━━━ Material supplied
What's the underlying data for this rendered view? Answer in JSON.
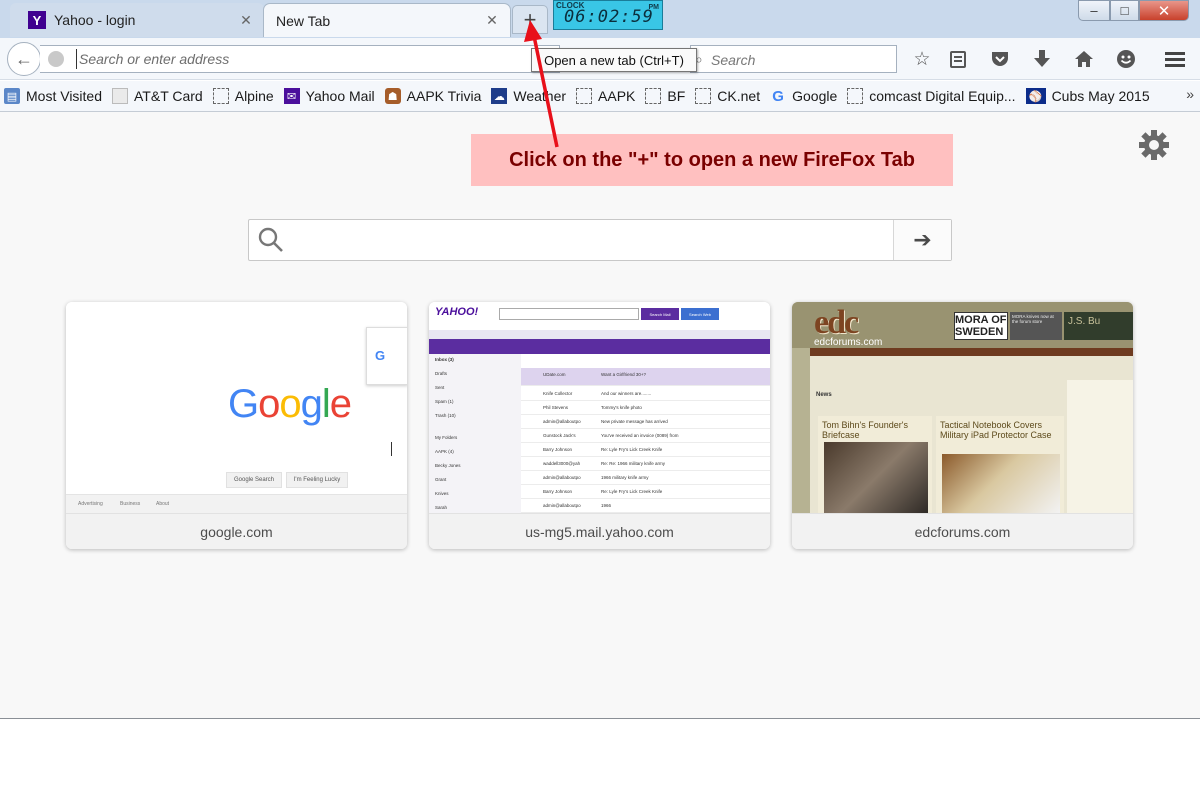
{
  "tabs": [
    {
      "title": "Yahoo - login",
      "favicon": "yahoo-favicon",
      "active": false
    },
    {
      "title": "New Tab",
      "active": true
    }
  ],
  "new_tab_button": "+",
  "clock": {
    "label": "CLOCK",
    "time": "06:02:59",
    "ampm": "PM"
  },
  "window_controls": {
    "minimize": "–",
    "maximize": "□",
    "close": "✕"
  },
  "address_bar": {
    "placeholder": "Search or enter address",
    "value": ""
  },
  "search_bar": {
    "placeholder": "Search"
  },
  "tooltip": "Open a new tab (Ctrl+T)",
  "bookmarks": [
    {
      "label": "Most Visited",
      "icon": "folder-icon"
    },
    {
      "label": "AT&T Card",
      "icon": "page-icon"
    },
    {
      "label": "Alpine",
      "icon": "dashed-page-icon"
    },
    {
      "label": "Yahoo Mail",
      "icon": "yahoo-mail-icon"
    },
    {
      "label": "AAPK Trivia",
      "icon": "aapk-icon"
    },
    {
      "label": "Weather",
      "icon": "weather-icon"
    },
    {
      "label": "AAPK",
      "icon": "dashed-page-icon"
    },
    {
      "label": "BF",
      "icon": "dashed-page-icon"
    },
    {
      "label": "CK.net",
      "icon": "dashed-page-icon"
    },
    {
      "label": "Google",
      "icon": "google-icon"
    },
    {
      "label": "comcast Digital Equip...",
      "icon": "dashed-page-icon"
    },
    {
      "label": "Cubs May 2015",
      "icon": "mlb-icon"
    }
  ],
  "bookmarks_more": "»",
  "callout": "Click on the \"+\" to open a new FireFox Tab",
  "tiles": [
    {
      "label": "google.com"
    },
    {
      "label": "us-mg5.mail.yahoo.com"
    },
    {
      "label": "edcforums.com"
    }
  ],
  "google_thumb": {
    "logo": [
      "G",
      "o",
      "o",
      "g",
      "l",
      "e"
    ],
    "logo_colors": [
      "#4285f4",
      "#ea4335",
      "#fbbc05",
      "#4285f4",
      "#34a853",
      "#ea4335"
    ],
    "search_btn": "Google Search",
    "lucky_btn": "I'm Feeling Lucky",
    "footer": [
      "Advertising",
      "Business",
      "About"
    ]
  },
  "yahoo_thumb": {
    "logo": "YAHOO!",
    "search_mail": "Search Mail",
    "search_web": "Search Web",
    "folders": [
      "Inbox (3)",
      "Drafts",
      "Sent",
      "Spam (1)",
      "Trash (10)",
      "My Folders",
      "AAPK (4)",
      "Becky Jones",
      "Grant",
      "Knives",
      "Sarah"
    ],
    "rows": [
      {
        "from": "UDate.com",
        "subject": "Want a Girlfriend 30+?"
      },
      {
        "from": "Knife Collector",
        "subject": "And our winners are........"
      },
      {
        "from": "Phil Stevens",
        "subject": "Tommy's knife photo"
      },
      {
        "from": "admin@allaboutpo",
        "subject": "New private message has arrived"
      },
      {
        "from": "Gunstock Jack's",
        "subject": "You've received an invoice (0089) from"
      },
      {
        "from": "Barry Johnson",
        "subject": "Re: Lyle Fry's Lick Creek Knife"
      },
      {
        "from": "waddell3000@yah",
        "subject": "Re: Re: 1966 military knife army"
      },
      {
        "from": "admin@allaboutpo",
        "subject": "1966 military knife army"
      },
      {
        "from": "Barry Johnson",
        "subject": "Re: Lyle Fry's Lick Creek Knife"
      },
      {
        "from": "admin@allaboutpo",
        "subject": "1966"
      }
    ]
  },
  "edc_thumb": {
    "logo": "edc",
    "logo_sub": "edcforums.com",
    "ad1": "MORA OF SWEDEN",
    "ad2": "MORA knives now at the forum store",
    "ad3": "J.S. Bu",
    "news": "News",
    "card1": "Tom Bihn's Founder's Briefcase",
    "card2": "Tactical Notebook Covers Military iPad Protector Case"
  },
  "colors": {
    "tabstrip": "#c9d9ec",
    "callout_bg": "#ffc0c0",
    "callout_text": "#7a0000",
    "arrow": "#e8101a"
  }
}
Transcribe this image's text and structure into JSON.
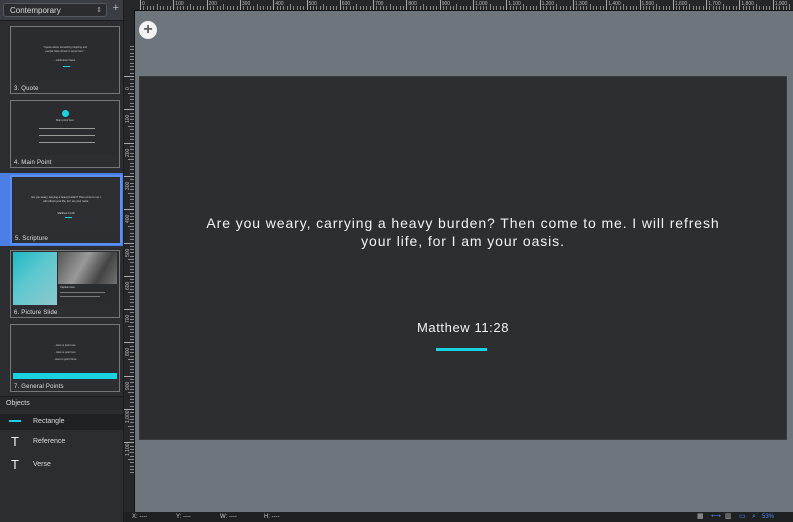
━━━━━━
* Problem to solve
Return the listing above unchanged, apart from dropping its pictures.

* Output of the task
What's the underlying data for this rendered view? Answer in JSON.
{
  "tabs": [
    {
      "title": "Yahoo - login",
      "favicon": "yahoo-favicon",
      "active": false
    },
    {
      "title": "New Tab",
      "active": true
    }
  ],
  "new_tab_button": "+",
  "clock": {
    "label": "CLOCK",
    "time": "06:02:59",
    "ampm": "PM"
  },
  "window_controls": {
    "minimize": "–",
    "maximize": "□",
    "close": "✕"
  },
  "address_bar": {
    "placeholder": "Search or enter address",
    "value": ""
  },
  "search_bar": {
    "placeholder": "Search"
  },
  "tooltip": "Open a new tab (Ctrl+T)",
  "bookmarks": [
    {
      "label": "Most Visited",
      "icon": "folder-icon"
    },
    {
      "label": "AT&T Card",
      "icon": "page-icon"
    },
    {
      "label": "Alpine",
      "icon": "dashed-page-icon"
    },
    {
      "label": "Yahoo Mail",
      "icon": "yahoo-mail-icon"
    },
    {
      "label": "AAPK Trivia",
      "icon": "aapk-icon"
    },
    {
      "label": "Weather",
      "icon": "weather-icon"
    },
    {
      "label": "AAPK",
      "icon": "dashed-page-icon"
    },
    {
      "label": "BF",
      "icon": "dashed-page-icon"
    },
    {
      "label": "CK.net",
      "icon": "dashed-page-icon"
    },
    {
      "label": "Google",
      "icon": "google-icon"
    },
    {
      "label": "comcast Digital Equip...",
      "icon": "dashed-page-icon"
    },
    {
      "label": "Cubs May 2015",
      "icon": "mlb-icon"
    }
  ],
  "bookmarks_more": "»",
  "callout": "Click on the \"+\" to open a new FireFox Tab",
  "tiles": [
    {
      "label": "google.com"
    },
    {
      "label": "us-mg5.mail.yahoo.com"
    },
    {
      "label": "edcforums.com"
    }
  ],
  "google_thumb": {
    "logo": [
      "G",
      "o",
      "o",
      "g",
      "l",
      "e"
    ],
    "logo_colors": [
      "#4285f4",
      "#ea4335",
      "#fbbc05",
      "#4285f4",
      "#34a853",
      "#ea4335"
    ],
    "search_btn": "Google Search",
    "lucky_btn": "I'm Feeling Lucky",
    "footer": [
      "Advertising",
      "Business",
      "About"
    ]
  },
  "yahoo_thumb": {
    "logo": "YAHOO!",
    "search_mail": "Search Mail",
    "search_web": "Search Web",
    "folders": [
      "Inbox (3)",
      "Drafts",
      "Sent",
      "Spam (1)",
      "Trash (10)",
      "My Folders",
      "AAPK (4)",
      "Becky Jones",
      "Grant",
      "Knives",
      "Sarah"
    ],
    "rows": [
      {
        "from": "UDate.com",
        "subject": "Want a Girlfriend 30+?"
      },
      {
        "from": "Knife Collector",
        "subject": "And our winners are........"
      },
      {
        "from": "Phil Stevens",
        "subject": "Tommy's knife photo"
      },
      {
        "from": "admin@allaboutpo",
        "subject": "New private message has arrived"
      },
      {
        "from": "Gunstock Jack's",
        "subject": "You've received an invoice (0089) from"
      },
      {
        "from": "Barry Johnson",
        "subject": "Re: Lyle Fry's Lick Creek Knife"
      },
      {
        "from": "waddell3000@yah",
        "subject": "Re: Re: 1966 military knife army"
      },
      {
        "from": "admin@allaboutpo",
        "subject": "1966 military knife army"
      },
      {
        "from": "Barry Johnson",
        "subject": "Re: Lyle Fry's Lick Creek Knife"
      },
      {
        "from": "admin@allaboutpo",
        "subject": "1966"
      }
    ]
  },
  "edc_thumb": {
    "logo": "edc",
    "logo_sub": "edcforums.com",
    "ad1": "MORA OF SWEDEN",
    "ad2": "MORA knives now at the forum store",
    "ad3": "J.S. Bu",
    "news": "News",
    "card1": "Tom Bihn's Founder's Briefcase",
    "card2": "Tactical Notebook Covers Military iPad Protector Case"
  },
  "colors": {
    "tabstrip": "#c9d9ec",
    "callout_bg": "#ffc0c0",
    "callout_text": "#7a0000",
    "arrow": "#e8101a"
  }
}
Transcribe this image's text and structure into JSON.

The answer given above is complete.